TASK TO CARRY OUT ▸
Please output only the lines that run from the line containing "Transcribe this image's" through the end of the material below, exactly.

DATA EXTRACT ▸

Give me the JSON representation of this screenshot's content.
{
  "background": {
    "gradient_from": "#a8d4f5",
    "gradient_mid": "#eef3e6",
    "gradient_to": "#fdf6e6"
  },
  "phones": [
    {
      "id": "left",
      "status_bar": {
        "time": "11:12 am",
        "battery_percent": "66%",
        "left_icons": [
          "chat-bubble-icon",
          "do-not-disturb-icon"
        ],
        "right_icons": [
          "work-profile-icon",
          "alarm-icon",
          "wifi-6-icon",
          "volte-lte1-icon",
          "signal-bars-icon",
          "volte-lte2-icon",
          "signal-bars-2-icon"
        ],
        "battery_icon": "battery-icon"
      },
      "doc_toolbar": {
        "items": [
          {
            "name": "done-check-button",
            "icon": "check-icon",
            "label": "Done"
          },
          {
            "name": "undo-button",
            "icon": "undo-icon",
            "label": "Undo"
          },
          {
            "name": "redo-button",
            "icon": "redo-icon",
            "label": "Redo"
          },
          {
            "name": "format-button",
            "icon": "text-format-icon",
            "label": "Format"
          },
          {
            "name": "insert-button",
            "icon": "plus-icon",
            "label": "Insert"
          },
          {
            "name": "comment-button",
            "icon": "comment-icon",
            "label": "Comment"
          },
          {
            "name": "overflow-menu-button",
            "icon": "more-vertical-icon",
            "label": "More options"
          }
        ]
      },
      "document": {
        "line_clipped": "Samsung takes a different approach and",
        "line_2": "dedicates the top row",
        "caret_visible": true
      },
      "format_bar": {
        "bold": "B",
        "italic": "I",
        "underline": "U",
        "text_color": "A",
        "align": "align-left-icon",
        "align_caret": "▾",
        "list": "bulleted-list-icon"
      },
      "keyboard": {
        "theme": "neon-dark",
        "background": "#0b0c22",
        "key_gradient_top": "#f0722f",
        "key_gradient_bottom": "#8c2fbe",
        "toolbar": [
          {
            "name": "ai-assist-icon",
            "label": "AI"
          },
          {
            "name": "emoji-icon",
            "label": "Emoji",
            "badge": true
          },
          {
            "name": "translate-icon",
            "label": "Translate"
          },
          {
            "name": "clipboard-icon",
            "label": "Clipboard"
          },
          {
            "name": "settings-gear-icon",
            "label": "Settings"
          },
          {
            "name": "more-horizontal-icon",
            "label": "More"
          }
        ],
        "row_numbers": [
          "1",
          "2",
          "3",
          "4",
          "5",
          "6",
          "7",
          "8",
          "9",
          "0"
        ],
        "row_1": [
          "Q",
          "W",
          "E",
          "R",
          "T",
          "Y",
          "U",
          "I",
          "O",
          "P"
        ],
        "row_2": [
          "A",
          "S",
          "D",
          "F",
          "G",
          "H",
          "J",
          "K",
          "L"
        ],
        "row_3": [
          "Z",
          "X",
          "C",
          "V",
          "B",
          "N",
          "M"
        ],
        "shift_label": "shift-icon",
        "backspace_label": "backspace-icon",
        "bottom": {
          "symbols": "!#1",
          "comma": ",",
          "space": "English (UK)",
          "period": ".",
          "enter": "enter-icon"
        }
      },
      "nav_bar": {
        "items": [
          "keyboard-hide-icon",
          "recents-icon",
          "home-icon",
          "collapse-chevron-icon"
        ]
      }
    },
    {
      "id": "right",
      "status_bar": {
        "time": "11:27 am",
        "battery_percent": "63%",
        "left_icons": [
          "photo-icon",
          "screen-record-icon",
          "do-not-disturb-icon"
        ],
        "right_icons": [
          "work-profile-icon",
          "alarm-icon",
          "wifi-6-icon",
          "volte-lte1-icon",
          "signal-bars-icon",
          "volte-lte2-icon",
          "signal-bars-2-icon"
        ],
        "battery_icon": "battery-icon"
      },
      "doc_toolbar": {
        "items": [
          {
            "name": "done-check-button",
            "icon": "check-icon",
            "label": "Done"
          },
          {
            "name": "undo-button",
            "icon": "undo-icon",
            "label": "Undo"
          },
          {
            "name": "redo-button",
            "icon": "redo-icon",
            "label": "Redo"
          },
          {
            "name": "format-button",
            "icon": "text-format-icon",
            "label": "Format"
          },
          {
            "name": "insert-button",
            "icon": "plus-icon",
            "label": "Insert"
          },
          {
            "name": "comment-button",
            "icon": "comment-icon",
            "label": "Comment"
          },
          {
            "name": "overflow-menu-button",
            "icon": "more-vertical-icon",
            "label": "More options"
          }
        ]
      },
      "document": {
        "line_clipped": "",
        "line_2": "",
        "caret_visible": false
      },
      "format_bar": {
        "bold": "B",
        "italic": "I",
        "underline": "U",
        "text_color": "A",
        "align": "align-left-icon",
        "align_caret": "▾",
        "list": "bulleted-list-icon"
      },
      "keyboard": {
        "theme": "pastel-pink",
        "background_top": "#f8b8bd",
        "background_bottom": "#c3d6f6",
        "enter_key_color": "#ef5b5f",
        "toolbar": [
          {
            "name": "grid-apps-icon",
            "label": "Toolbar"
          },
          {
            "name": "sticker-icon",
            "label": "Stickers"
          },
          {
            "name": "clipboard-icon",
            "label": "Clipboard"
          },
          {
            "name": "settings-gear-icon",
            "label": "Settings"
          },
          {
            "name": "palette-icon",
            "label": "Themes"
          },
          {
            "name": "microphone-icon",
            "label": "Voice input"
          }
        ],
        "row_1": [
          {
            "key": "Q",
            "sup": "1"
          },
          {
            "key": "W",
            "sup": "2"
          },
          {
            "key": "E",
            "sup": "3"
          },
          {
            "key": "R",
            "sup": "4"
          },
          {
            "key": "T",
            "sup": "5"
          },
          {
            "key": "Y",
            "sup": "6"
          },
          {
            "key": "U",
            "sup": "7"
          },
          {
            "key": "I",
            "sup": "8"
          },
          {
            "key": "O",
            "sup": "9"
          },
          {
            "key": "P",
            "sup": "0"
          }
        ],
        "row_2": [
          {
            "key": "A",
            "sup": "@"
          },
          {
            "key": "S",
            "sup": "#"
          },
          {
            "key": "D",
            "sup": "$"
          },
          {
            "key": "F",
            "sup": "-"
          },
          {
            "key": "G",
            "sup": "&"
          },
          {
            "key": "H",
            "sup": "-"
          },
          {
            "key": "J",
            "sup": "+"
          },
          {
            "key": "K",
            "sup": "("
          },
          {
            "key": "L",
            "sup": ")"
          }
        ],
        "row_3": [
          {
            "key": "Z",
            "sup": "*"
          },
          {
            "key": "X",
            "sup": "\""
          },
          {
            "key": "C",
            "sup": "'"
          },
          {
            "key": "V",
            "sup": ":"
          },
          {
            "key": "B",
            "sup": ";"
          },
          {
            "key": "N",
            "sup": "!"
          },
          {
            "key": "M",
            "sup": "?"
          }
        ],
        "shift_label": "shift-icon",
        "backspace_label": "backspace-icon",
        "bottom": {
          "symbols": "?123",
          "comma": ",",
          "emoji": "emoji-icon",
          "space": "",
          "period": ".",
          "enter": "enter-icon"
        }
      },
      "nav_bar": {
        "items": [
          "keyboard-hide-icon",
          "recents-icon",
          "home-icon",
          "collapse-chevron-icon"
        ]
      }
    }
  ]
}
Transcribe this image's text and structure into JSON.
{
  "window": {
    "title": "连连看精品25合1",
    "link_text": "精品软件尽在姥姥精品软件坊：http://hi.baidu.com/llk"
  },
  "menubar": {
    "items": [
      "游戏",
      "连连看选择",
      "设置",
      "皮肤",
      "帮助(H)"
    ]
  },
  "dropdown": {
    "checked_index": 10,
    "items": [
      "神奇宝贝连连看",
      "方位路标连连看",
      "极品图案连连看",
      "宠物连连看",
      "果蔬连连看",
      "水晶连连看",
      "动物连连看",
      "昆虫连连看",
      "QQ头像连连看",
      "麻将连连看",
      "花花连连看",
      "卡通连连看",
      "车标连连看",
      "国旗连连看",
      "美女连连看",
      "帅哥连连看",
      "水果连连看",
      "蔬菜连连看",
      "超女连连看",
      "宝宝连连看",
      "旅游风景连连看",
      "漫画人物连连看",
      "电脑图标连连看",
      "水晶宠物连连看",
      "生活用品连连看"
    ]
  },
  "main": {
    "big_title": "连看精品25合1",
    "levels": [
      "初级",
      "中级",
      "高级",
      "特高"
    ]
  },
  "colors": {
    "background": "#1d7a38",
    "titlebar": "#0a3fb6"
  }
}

SOLVED EXERCISE ▸
Transcribe this image's text and structure into JSON.
{
  "window": {
    "title": "连连看精品25合1",
    "link_text": "精品软件尽在姥姥精品软件坊：http://hi.baidu.com/llk"
  },
  "menubar": {
    "items": [
      "游戏",
      "连连看选择",
      "设置",
      "皮肤",
      "帮助(H)"
    ]
  },
  "dropdown": {
    "checked_index": 10,
    "items": [
      "神奇宝贝连连看",
      "方位路标连连看",
      "极品图案连连看",
      "宠物连连看",
      "果蔬连连看",
      "水晶连连看",
      "动物连连看",
      "昆虫连连看",
      "QQ头像连连看",
      "麻将连连看",
      "花花连连看",
      "卡通连连看",
      "车标连连看",
      "国旗连连看",
      "美女连连看",
      "帅哥连连看",
      "水果连连看",
      "蔬菜连连看",
      "超女连连看",
      "宝宝连连看",
      "旅游风景连连看",
      "漫画人物连连看",
      "电脑图标连连看",
      "水晶宠物连连看",
      "生活用品连连看"
    ]
  },
  "main": {
    "big_title": "连看精品25合1",
    "levels": [
      "初级",
      "中级",
      "高级",
      "特高"
    ]
  },
  "colors": {
    "background": "#1d7a38",
    "titlebar": "#0a3fb6"
  }
}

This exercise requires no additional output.